To be done: Identify the lines that include the word "聘任合同", then copy all of them.

=== Provided entries ===

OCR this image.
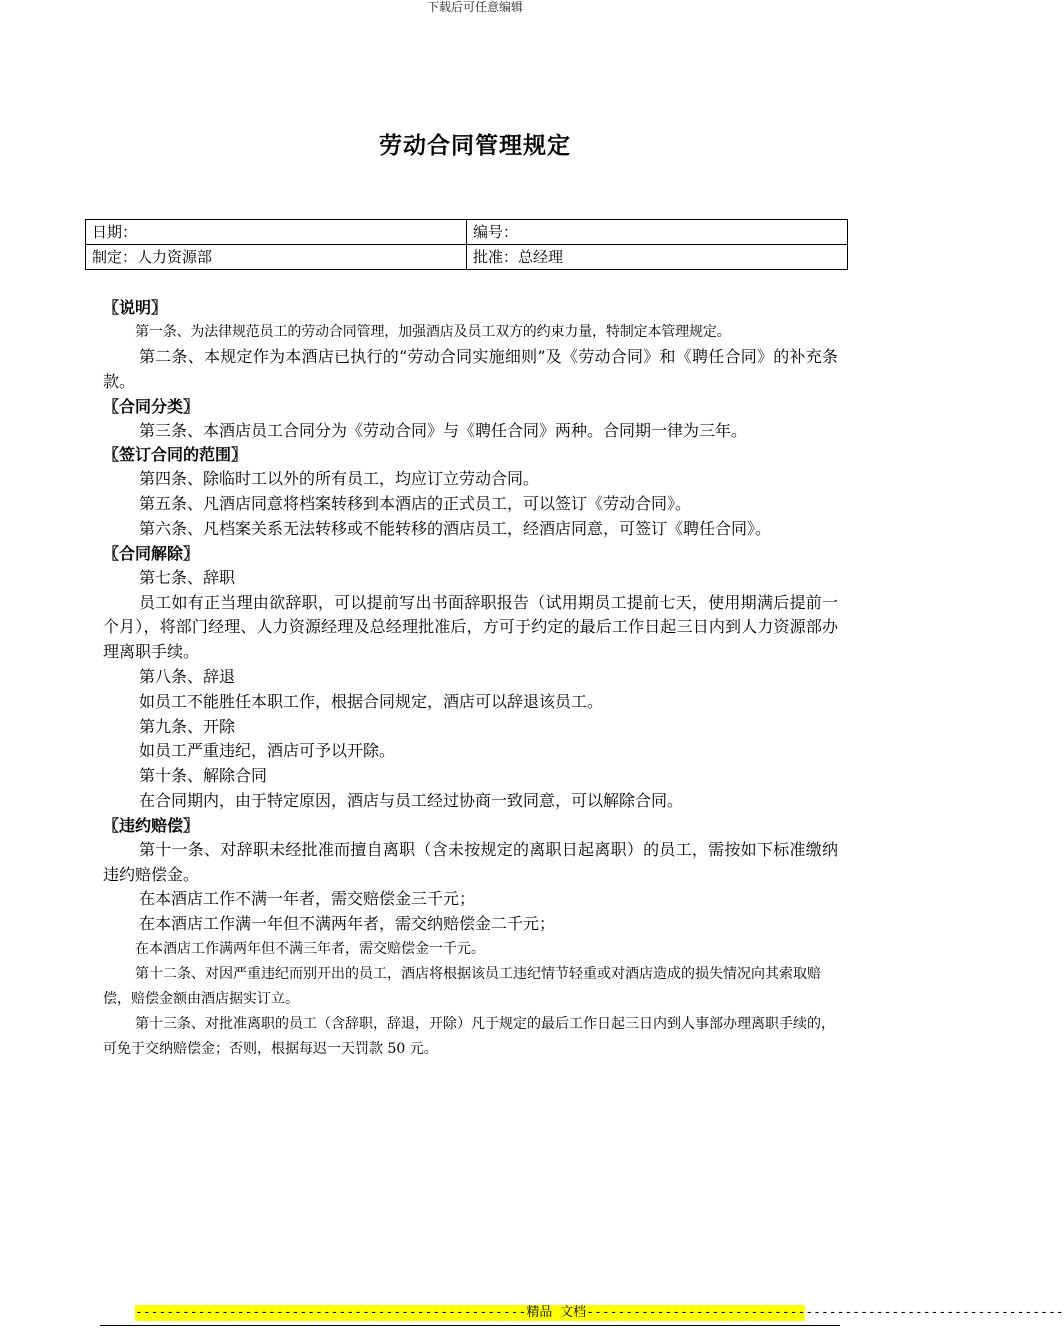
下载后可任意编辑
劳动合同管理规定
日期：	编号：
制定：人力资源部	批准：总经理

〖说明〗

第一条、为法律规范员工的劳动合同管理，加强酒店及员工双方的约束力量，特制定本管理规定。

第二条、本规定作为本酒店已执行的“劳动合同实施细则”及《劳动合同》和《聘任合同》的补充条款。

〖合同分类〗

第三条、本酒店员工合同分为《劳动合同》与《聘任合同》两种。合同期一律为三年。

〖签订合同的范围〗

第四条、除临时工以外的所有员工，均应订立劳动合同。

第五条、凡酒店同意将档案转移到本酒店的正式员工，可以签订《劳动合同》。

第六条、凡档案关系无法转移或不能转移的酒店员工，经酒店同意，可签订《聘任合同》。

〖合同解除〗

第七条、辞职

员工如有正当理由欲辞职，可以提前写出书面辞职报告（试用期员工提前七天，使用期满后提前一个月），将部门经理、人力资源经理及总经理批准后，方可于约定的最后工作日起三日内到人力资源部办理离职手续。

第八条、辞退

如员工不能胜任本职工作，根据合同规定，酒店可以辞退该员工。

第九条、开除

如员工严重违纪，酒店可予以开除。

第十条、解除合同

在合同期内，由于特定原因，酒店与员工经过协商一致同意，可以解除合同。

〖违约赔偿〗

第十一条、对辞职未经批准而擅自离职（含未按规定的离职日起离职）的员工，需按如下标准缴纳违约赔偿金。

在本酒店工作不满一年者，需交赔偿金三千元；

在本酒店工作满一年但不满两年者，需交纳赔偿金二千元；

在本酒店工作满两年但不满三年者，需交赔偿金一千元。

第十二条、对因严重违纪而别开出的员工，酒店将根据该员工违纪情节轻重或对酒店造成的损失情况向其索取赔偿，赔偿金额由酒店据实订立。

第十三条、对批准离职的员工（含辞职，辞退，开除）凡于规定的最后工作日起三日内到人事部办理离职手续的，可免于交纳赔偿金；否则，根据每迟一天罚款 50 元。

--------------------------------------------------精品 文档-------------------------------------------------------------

===

Expected output:
第二条、本规定作为本酒店已执行的“劳动合同实施细则”及《劳动合同》和《聘任合同》的补充条款。
第三条、本酒店员工合同分为《劳动合同》与《聘任合同》两种。合同期一律为三年。
第六条、凡档案关系无法转移或不能转移的酒店员工，经酒店同意，可签订《聘任合同》。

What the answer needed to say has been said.